## TASK TO CARRY OUT
Quote the lines of the material from the line containing "Patent image size: (1237, 816)." up to and including the line containing "In FIG. 2, the pairs of inner", reproducing them word for word.

-- START --

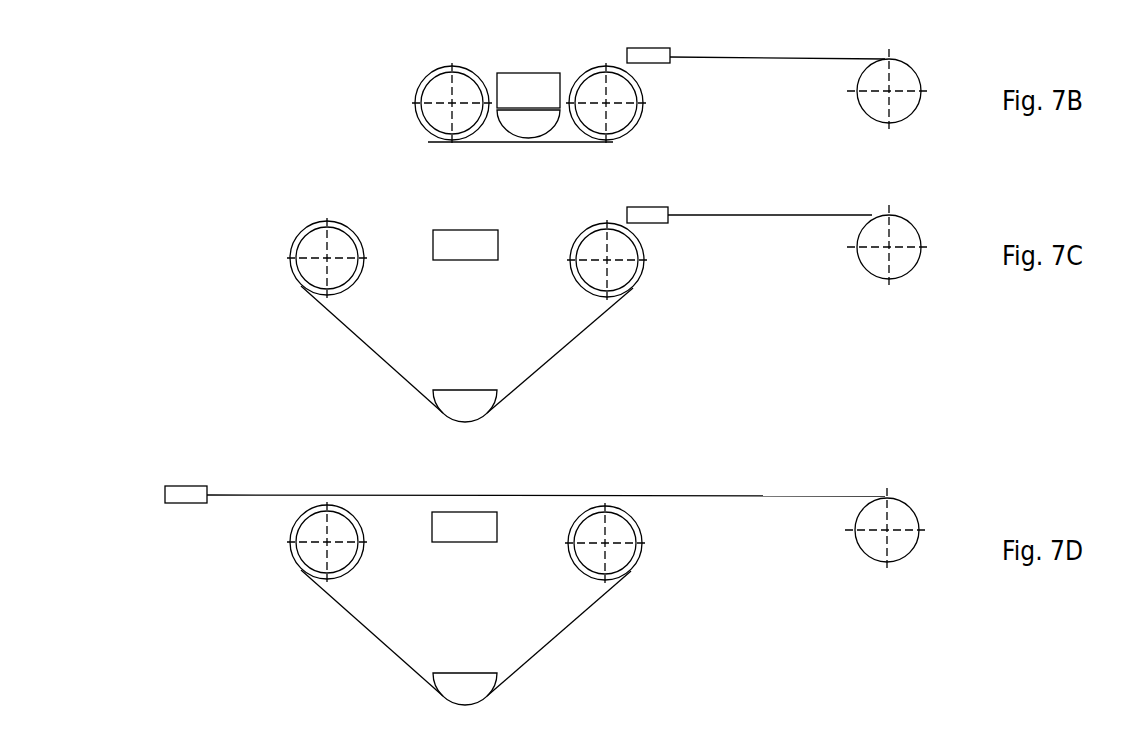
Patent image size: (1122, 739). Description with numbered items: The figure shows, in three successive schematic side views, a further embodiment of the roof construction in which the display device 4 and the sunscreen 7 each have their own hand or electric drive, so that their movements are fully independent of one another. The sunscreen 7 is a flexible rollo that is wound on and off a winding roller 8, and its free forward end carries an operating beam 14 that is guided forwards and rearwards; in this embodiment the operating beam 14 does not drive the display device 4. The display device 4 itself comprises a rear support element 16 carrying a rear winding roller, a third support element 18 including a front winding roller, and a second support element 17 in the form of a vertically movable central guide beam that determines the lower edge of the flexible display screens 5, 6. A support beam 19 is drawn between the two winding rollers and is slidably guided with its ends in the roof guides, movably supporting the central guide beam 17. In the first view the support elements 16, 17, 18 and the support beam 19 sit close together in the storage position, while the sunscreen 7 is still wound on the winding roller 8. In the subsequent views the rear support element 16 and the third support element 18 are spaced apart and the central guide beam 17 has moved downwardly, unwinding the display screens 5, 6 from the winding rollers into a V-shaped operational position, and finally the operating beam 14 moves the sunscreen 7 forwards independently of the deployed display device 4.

In FIG. 7D, the display device 4 is at (762, 634).
In FIG. 7C, the display screen 5 is at (577, 335).
In FIG. 7D, the display screen 5 is at (582, 612).
In FIG. 7C, the display screen 6 is at (358, 344).
In FIG. 7D, the display screen 6 is at (348, 617).
In FIG. 7B, the sunscreen 7 is at (830, 58).
In FIG. 7C, the sunscreen 7 is at (798, 215).
In FIG. 7D, the sunscreen 7 is at (727, 497).
In FIG. 7B, the winding roller 8 is at (907, 82).
In FIG. 7C, the winding roller 8 is at (907, 240).
In FIG. 7D, the winding roller 8 is at (900, 517).
In FIG. 7B, the operating beam 14 is at (665, 55).
In FIG. 7C, the operating beam 14 is at (658, 206).
In FIG. 7D, the operating beam 14 is at (188, 488).
In FIG. 7B, the rear support element 16 is at (593, 97).
In FIG. 7C, the rear support element 16 is at (607, 260).
In FIG. 7D, the rear support element 16 is at (615, 532).
In FIG. 7B, the second support element 17 is at (537, 120).
In FIG. 7C, the second support element 17 is at (485, 398).
In FIG. 7D, the second support element 17 is at (483, 682).
In FIG. 7B, the third support element 18 is at (437, 98).
In FIG. 7C, the third support element 18 is at (313, 247).
In FIG. 7D, the third support element 18 is at (315, 527).
In FIG. 7B, the support beam 19 is at (515, 88).
In FIG. 7C, the support beam 19 is at (470, 247).
In FIG. 7D, the support beam 19 is at (455, 527).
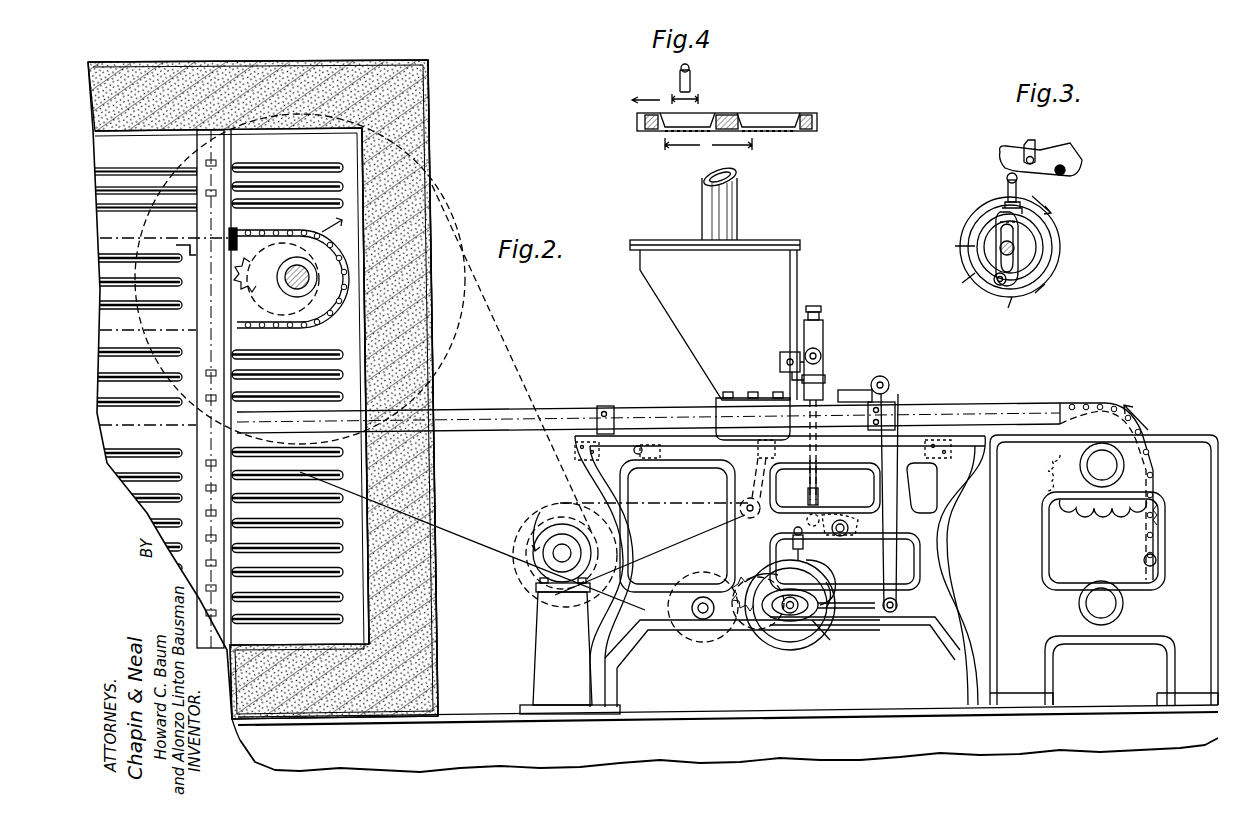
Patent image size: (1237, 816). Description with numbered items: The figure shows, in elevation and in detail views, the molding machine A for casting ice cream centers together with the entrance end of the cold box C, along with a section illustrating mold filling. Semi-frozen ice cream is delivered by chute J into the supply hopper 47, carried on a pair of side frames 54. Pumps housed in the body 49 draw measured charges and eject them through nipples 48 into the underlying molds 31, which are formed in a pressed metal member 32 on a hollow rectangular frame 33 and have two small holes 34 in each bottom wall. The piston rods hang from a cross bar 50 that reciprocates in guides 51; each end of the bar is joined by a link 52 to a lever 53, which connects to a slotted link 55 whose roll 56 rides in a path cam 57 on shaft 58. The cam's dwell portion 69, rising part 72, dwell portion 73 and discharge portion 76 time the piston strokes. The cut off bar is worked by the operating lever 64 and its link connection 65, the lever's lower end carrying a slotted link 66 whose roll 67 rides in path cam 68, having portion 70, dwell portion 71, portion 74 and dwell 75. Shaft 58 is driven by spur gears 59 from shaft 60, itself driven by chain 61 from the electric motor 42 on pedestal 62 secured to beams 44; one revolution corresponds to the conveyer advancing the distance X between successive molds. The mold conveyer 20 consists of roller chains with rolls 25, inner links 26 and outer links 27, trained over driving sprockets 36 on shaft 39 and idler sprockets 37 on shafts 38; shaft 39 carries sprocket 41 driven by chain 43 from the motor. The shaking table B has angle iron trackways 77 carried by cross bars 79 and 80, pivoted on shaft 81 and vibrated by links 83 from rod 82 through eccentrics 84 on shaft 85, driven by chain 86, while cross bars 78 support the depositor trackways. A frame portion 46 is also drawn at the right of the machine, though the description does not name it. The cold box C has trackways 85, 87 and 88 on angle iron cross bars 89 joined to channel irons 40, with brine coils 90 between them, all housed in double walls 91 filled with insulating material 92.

In FIG. 2, the mold conveyer 20 is at (325, 318).
In FIG. 2, the rolls of the chains 25 is at (1140, 545).
In FIG. 2, the pairs of inner links 26 is at (1156, 556).
In FIG. 2, the pairs of outer links 27 is at (1157, 536).
In FIG. 4, the molds 31 is at (708, 112).
In FIG. 4, the pressed metal member 32 is at (652, 133).
In FIG. 4, the hollow rectangular frame 33 is at (812, 118).
In FIG. 4, the small holes 34 is at (662, 141).
In FIG. 2, the driving sprocket 36 is at (276, 282).
In FIG. 2, the idler sprockets 37 is at (1106, 515).
In FIG. 2, the shafts 38 is at (1102, 465).
In FIG. 2, the shaft 39 is at (298, 276).
In FIG. 2, the upstanding channel irons 40 is at (246, 636).
In FIG. 2, the sprocket 41 is at (461, 342).
In FIG. 2, the electric motor 42 is at (565, 566).
In FIG. 2, the chain 43 is at (508, 330).
In FIG. 2, the beams 44 is at (725, 738).
In FIG. 2, the right frame 46 is at (1104, 570).
In FIG. 2, the supply hopper 47 is at (715, 320).
In FIG. 4, the nipples 48 is at (690, 74).
In FIG. 2, the body 49 is at (822, 372).
In FIG. 2, the cross bar 50 is at (823, 334).
In FIG. 2, the guides 51 is at (823, 348).
In FIG. 2, the link 52 is at (818, 478).
In FIG. 3, the link 52 is at (1027, 140).
In FIG. 2, the lever 53 is at (848, 512).
In FIG. 3, the lever 53 is at (1055, 150).
In FIG. 2, the side frames 54 is at (945, 532).
In FIG. 2, the link 55 is at (804, 548).
In FIG. 3, the link 55 is at (1005, 196).
In FIG. 3, the roll 56 is at (1000, 298).
In FIG. 3, the path cam 57 is at (1040, 275).
In FIG. 2, the shaft 58 is at (775, 645).
In FIG. 3, the shaft 58 is at (1002, 248).
In FIG. 2, the spur gears 59 is at (746, 642).
In FIG. 2, the shaft 60 is at (703, 644).
In FIG. 2, the chain 61 is at (640, 642).
In FIG. 2, the pedestal 62 is at (570, 646).
In FIG. 2, the operating lever 64 is at (900, 478).
In FIG. 2, the link connection 65 is at (862, 392).
In FIG. 2, the link 66 is at (880, 624).
In FIG. 2, the roll 67 is at (830, 606).
In FIG. 2, the path cam 68 is at (790, 642).
In FIG. 3, the dwell portion 69 is at (1058, 220).
In FIG. 2, the portion of cam 70 is at (808, 562).
In FIG. 2, the dwell portion 71 is at (757, 572).
In FIG. 3, the part of cam 72 is at (970, 208).
In FIG. 3, the dwell portion 73 is at (960, 270).
In FIG. 2, the portion of cam 74 is at (838, 628).
In FIG. 2, the dwell 75 is at (832, 584).
In FIG. 3, the portion of cam 76 is at (1028, 296).
In FIG. 2, the angle iron trackways 77 is at (664, 408).
In FIG. 2, the cross bars 78 is at (736, 450).
In FIG. 2, the cross bar 79 is at (681, 453).
In FIG. 2, the cross bar 80 is at (772, 450).
In FIG. 2, the shaft 81 is at (643, 451).
In FIG. 2, the rod 82 is at (757, 450).
In FIG. 2, the links 83 is at (751, 478).
In FIG. 2, the eccentrics 84 is at (750, 525).
In FIG. 2, the shaft 85 is at (470, 408).
In FIG. 2, the chain 86 is at (606, 406).
In FIG. 2, the trackways 87 is at (186, 324).
In FIG. 2, the trackways 88 is at (102, 238).
In FIG. 2, the angle iron cross bars 89 is at (219, 249).
In FIG. 2, the brine coils 90 is at (328, 186).
In FIG. 2, the double walls 91 is at (428, 62).
In FIG. 2, the insulating material 92 is at (428, 105).
In FIG. 2, the molding machine A is at (838, 301).
In FIG. 2, the shaking table B is at (687, 396).
In FIG. 2, the cold box C is at (250, 62).
In FIG. 2, the chute J is at (738, 198).
In FIG. 4, the distance x X is at (708, 145).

-- END --

## ANSWER TO THE EXERCISE
Patent image size: (1237, 816). Description with numbered items: The figure shows, in elevation and in detail views, the molding machine A for casting ice cream centers together with the entrance end of the cold box C, along with a section illustrating mold filling. Semi-frozen ice cream is delivered by chute J into the supply hopper 47, carried on a pair of side frames 54. Pumps housed in the body 49 draw measured charges and eject them through nipples 48 into the underlying molds 31, which are formed in a pressed metal member 32 on a hollow rectangular frame 33 and have two small holes 34 in each bottom wall. The piston rods hang from a cross bar 50 that reciprocates in guides 51; each end of the bar is joined by a link 52 to a lever 53, which connects to a slotted link 55 whose roll 56 rides in a path cam 57 on shaft 58. The cam's dwell portion 69, rising part 72, dwell portion 73 and discharge portion 76 time the piston strokes. The cut off bar is worked by the operating lever 64 and its link connection 65, the lever's lower end carrying a slotted link 66 whose roll 67 rides in path cam 68, having portion 70, dwell portion 71, portion 74 and dwell 75. Shaft 58 is driven by spur gears 59 from shaft 60, itself driven by chain 61 from the electric motor 42 on pedestal 62 secured to beams 44; one revolution corresponds to the conveyer advancing the distance X between successive molds. The mold conveyer 20 consists of roller chains with rolls 25, inner links 26 and outer links 27, trained over driving sprockets 36 on shaft 39 and idler sprockets 37 on shafts 38; shaft 39 carries sprocket 41 driven by chain 43 from the motor. The shaking table B has angle iron trackways 77 carried by cross bars 79 and 80, pivoted on shaft 81 and vibrated by links 83 from rod 82 through eccentrics 84 on shaft 85, driven by chain 86, while cross bars 78 support the depositor trackways. A frame portion 46 is also drawn at the right of the machine, though the description does not name it. The cold box C has trackways 85, 87 and 88 on angle iron cross bars 89 joined to channel irons 40, with brine coils 90 between them, all housed in double walls 91 filled with insulating material 92.

In FIG. 2, the mold conveyer 20 is at (325, 318).
In FIG. 2, the rolls of the chains 25 is at (1140, 545).
In FIG. 2, the pairs of inner links 26 is at (1156, 556).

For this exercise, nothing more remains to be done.